REQUIREMENTS -
Send back the entries below exactly as they appear.

========================================

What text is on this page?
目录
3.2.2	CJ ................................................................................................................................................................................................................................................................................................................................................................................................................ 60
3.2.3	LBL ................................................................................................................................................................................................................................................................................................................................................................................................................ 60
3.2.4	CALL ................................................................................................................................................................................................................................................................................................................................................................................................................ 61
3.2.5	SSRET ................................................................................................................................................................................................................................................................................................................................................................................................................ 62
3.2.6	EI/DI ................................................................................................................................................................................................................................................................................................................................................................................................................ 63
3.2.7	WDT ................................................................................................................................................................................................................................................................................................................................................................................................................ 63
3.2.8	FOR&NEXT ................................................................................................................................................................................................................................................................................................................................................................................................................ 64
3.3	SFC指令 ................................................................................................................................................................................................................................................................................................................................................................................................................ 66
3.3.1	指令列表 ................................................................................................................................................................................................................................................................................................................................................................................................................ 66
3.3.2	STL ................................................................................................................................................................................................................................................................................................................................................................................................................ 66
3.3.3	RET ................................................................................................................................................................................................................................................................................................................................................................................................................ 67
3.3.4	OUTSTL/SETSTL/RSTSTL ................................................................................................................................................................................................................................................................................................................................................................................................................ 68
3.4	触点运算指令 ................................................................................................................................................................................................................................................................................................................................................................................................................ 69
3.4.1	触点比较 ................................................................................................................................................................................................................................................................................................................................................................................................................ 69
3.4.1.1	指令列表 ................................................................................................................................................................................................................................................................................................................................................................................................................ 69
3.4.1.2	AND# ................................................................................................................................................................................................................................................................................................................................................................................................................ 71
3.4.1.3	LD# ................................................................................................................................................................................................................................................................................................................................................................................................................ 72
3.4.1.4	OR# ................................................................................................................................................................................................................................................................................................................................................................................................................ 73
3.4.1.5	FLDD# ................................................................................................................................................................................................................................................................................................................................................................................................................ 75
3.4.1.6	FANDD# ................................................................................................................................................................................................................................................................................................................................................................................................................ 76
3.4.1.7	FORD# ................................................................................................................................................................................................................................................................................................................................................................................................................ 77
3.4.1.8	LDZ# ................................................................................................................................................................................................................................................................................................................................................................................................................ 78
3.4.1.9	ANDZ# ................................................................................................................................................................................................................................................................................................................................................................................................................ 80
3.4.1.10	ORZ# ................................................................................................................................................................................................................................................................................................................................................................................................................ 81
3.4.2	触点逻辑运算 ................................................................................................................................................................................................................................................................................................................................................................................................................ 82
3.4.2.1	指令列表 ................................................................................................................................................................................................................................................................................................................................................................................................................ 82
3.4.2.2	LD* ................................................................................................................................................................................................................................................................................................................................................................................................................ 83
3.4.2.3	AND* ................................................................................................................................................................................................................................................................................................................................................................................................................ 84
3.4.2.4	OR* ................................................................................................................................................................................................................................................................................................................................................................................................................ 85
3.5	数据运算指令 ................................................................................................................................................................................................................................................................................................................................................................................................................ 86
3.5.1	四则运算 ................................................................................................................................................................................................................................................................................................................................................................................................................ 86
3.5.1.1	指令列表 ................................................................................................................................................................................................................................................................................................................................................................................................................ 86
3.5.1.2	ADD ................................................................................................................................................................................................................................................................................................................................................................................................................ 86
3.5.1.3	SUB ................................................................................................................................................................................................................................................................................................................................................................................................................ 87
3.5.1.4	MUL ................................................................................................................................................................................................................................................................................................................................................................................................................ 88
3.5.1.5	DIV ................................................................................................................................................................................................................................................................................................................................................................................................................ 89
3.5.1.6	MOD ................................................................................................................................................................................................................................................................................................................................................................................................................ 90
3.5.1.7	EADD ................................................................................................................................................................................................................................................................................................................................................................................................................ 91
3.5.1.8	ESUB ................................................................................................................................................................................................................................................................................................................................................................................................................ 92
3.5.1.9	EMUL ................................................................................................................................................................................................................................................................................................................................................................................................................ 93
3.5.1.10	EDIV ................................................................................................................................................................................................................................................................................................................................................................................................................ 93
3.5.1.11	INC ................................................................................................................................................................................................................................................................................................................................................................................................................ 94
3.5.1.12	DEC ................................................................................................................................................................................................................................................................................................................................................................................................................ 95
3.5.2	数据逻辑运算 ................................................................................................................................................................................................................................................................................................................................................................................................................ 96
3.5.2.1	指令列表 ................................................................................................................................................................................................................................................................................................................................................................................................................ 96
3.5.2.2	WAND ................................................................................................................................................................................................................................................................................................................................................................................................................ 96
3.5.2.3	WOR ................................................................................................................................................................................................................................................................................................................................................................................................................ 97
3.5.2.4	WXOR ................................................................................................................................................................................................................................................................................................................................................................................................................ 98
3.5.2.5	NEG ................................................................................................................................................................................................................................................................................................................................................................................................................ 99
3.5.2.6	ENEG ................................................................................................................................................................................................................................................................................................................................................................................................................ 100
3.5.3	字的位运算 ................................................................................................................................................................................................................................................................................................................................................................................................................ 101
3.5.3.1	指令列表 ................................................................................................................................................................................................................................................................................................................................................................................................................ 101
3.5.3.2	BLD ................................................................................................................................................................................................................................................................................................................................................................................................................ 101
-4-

========================================

RESULT FOR THIS TASK -
What text is on this page?
目录
3.2.2	CJ ................................................................................................................................................................................................................................................................................................................................................................................................................ 60
3.2.3	LBL ................................................................................................................................................................................................................................................................................................................................................................................................................ 60
3.2.4	CALL ................................................................................................................................................................................................................................................................................................................................................................................................................ 61
3.2.5	SSRET ................................................................................................................................................................................................................................................................................................................................................................................................................ 62
3.2.6	EI/DI ................................................................................................................................................................................................................................................................................................................................................................................................................ 63
3.2.7	WDT ................................................................................................................................................................................................................................................................................................................................................................................................................ 63
3.2.8	FOR&NEXT ................................................................................................................................................................................................................................................................................................................................................................................................................ 64
3.3	SFC指令 ................................................................................................................................................................................................................................................................................................................................................................................................................ 66
3.3.1	指令列表 ................................................................................................................................................................................................................................................................................................................................................................................................................ 66
3.3.2	STL ................................................................................................................................................................................................................................................................................................................................................................................................................ 66
3.3.3	RET ................................................................................................................................................................................................................................................................................................................................................................................................................ 67
3.3.4	OUTSTL/SETSTL/RSTSTL ................................................................................................................................................................................................................................................................................................................................................................................................................ 68
3.4	触点运算指令 ................................................................................................................................................................................................................................................................................................................................................................................................................ 69
3.4.1	触点比较 ................................................................................................................................................................................................................................................................................................................................................................................................................ 69
3.4.1.1	指令列表 ................................................................................................................................................................................................................................................................................................................................................................................................................ 69
3.4.1.2	AND# ................................................................................................................................................................................................................................................................................................................................................................................................................ 71
3.4.1.3	LD# ................................................................................................................................................................................................................................................................................................................................................................................................................ 72
3.4.1.4	OR# ................................................................................................................................................................................................................................................................................................................................................................................................................ 73
3.4.1.5	FLDD# ................................................................................................................................................................................................................................................................................................................................................................................................................ 75
3.4.1.6	FANDD# ................................................................................................................................................................................................................................................................................................................................................................................................................ 76
3.4.1.7	FORD# ................................................................................................................................................................................................................................................................................................................................................................................................................ 77
3.4.1.8	LDZ# ................................................................................................................................................................................................................................................................................................................................................................................................................ 78
3.4.1.9	ANDZ# ................................................................................................................................................................................................................................................................................................................................................................................................................ 80
3.4.1.10	ORZ# ................................................................................................................................................................................................................................................................................................................................................................................................................ 81
3.4.2	触点逻辑运算 ................................................................................................................................................................................................................................................................................................................................................................................................................ 82
3.4.2.1	指令列表 ................................................................................................................................................................................................................................................................................................................................................................................................................ 82
3.4.2.2	LD* ................................................................................................................................................................................................................................................................................................................................................................................................................ 83
3.4.2.3	AND* ................................................................................................................................................................................................................................................................................................................................................................................................................ 84
3.4.2.4	OR* ................................................................................................................................................................................................................................................................................................................................................................................................................ 85
3.5	数据运算指令 ................................................................................................................................................................................................................................................................................................................................................................................................................ 86
3.5.1	四则运算 ................................................................................................................................................................................................................................................................................................................................................................................................................ 86
3.5.1.1	指令列表 ................................................................................................................................................................................................................................................................................................................................................................................................................ 86
3.5.1.2	ADD ................................................................................................................................................................................................................................................................................................................................................................................................................ 86
3.5.1.3	SUB ................................................................................................................................................................................................................................................................................................................................................................................................................ 87
3.5.1.4	MUL ................................................................................................................................................................................................................................................................................................................................................................................................................ 88
3.5.1.5	DIV ................................................................................................................................................................................................................................................................................................................................................................................................................ 89
3.5.1.6	MOD ................................................................................................................................................................................................................................................................................................................................................................................................................ 90
3.5.1.7	EADD ................................................................................................................................................................................................................................................................................................................................................................................................................ 91
3.5.1.8	ESUB ................................................................................................................................................................................................................................................................................................................................................................................................................ 92
3.5.1.9	EMUL ................................................................................................................................................................................................................................................................................................................................................................................................................ 93
3.5.1.10	EDIV ................................................................................................................................................................................................................................................................................................................................................................................................................ 93
3.5.1.11	INC ................................................................................................................................................................................................................................................................................................................................................................................................................ 94
3.5.1.12	DEC ................................................................................................................................................................................................................................................................................................................................................................................................................ 95
3.5.2	数据逻辑运算 ................................................................................................................................................................................................................................................................................................................................................................................................................ 96
3.5.2.1	指令列表 ................................................................................................................................................................................................................................................................................................................................................................................................................ 96
3.5.2.2	WAND ................................................................................................................................................................................................................................................................................................................................................................................................................ 96
3.5.2.3	WOR ................................................................................................................................................................................................................................................................................................................................................................................................................ 97
3.5.2.4	WXOR ................................................................................................................................................................................................................................................................................................................................................................................................................ 98
3.5.2.5	NEG ................................................................................................................................................................................................................................................................................................................................................................................................................ 99
3.5.2.6	ENEG ................................................................................................................................................................................................................................................................................................................................................................................................................ 100
3.5.3	字的位运算 ................................................................................................................................................................................................................................................................................................................................................................................................................ 101
3.5.3.1	指令列表 ................................................................................................................................................................................................................................................................................................................................................................................................................ 101
3.5.3.2	BLD ................................................................................................................................................................................................................................................................................................................................................................................................................ 101
-4-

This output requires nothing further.